Short exercise:
Work through the data below line by line and say how many lines hold "Monthly"; give only the number.

# Start of Supplied material

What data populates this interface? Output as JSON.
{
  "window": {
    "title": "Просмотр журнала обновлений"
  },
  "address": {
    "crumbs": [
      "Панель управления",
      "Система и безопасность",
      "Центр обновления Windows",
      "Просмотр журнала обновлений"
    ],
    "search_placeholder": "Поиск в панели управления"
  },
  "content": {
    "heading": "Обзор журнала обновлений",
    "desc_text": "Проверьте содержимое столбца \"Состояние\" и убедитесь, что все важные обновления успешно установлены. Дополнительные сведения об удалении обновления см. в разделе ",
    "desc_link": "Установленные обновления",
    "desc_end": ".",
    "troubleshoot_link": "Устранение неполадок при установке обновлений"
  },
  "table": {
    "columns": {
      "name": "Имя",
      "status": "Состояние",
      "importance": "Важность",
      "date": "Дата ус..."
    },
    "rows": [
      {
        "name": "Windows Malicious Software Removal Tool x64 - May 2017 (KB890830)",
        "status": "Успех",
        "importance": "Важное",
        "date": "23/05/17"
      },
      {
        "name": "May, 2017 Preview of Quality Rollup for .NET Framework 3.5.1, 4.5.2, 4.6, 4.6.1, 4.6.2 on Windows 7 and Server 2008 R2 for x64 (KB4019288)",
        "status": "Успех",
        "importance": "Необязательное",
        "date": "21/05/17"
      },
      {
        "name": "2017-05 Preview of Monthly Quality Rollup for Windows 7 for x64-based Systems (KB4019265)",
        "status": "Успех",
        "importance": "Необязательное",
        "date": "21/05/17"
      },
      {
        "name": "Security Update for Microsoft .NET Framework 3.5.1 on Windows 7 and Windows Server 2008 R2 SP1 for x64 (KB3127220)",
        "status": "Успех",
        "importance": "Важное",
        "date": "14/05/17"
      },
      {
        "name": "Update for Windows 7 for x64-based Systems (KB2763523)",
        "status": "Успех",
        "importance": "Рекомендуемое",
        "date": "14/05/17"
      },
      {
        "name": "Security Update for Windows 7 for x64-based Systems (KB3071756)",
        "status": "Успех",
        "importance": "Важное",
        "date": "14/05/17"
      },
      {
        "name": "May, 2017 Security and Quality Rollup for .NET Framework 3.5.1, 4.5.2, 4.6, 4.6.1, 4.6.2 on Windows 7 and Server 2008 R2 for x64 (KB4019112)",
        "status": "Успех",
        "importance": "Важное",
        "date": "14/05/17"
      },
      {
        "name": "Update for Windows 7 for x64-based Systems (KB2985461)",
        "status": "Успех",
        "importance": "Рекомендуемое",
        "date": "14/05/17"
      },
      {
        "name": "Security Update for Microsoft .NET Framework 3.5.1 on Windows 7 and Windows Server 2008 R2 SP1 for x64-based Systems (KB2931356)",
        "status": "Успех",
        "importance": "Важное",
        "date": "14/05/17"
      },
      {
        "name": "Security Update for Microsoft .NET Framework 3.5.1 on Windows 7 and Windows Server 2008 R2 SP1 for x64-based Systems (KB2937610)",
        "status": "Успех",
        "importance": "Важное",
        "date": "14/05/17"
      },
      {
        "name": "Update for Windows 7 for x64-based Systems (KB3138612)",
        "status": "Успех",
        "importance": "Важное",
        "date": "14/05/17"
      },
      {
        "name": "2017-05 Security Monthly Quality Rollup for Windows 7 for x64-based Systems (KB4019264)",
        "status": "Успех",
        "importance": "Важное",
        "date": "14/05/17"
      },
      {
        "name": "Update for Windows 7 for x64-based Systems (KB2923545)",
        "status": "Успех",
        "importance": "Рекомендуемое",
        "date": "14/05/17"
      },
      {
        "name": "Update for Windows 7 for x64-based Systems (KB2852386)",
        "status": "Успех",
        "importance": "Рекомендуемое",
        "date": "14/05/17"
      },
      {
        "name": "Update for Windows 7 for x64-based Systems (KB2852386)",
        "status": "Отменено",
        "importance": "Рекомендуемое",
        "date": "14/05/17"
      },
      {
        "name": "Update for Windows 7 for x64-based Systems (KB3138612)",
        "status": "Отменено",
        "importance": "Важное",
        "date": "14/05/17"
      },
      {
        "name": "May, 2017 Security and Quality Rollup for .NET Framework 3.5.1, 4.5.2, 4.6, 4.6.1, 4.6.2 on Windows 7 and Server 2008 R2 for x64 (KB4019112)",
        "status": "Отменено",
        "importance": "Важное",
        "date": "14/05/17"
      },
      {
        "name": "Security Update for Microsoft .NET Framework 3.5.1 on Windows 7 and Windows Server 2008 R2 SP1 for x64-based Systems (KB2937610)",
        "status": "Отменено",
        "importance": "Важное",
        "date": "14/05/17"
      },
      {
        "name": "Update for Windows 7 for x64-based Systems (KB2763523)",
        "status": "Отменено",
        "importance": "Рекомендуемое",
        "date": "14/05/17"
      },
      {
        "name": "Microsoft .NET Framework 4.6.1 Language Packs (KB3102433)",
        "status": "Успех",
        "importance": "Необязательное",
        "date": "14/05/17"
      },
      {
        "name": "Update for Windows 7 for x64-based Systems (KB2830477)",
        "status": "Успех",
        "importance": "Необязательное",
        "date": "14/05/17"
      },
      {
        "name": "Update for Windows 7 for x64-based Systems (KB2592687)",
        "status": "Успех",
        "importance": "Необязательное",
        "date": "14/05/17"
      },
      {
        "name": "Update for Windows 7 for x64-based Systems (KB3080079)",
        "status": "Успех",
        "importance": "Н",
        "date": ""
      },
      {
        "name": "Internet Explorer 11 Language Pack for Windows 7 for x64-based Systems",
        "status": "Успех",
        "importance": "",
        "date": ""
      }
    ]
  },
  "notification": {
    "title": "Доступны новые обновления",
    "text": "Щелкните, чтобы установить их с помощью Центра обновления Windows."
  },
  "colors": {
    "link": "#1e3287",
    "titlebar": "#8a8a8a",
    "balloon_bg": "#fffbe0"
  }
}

# End of Supplied material

Answer to this task:
2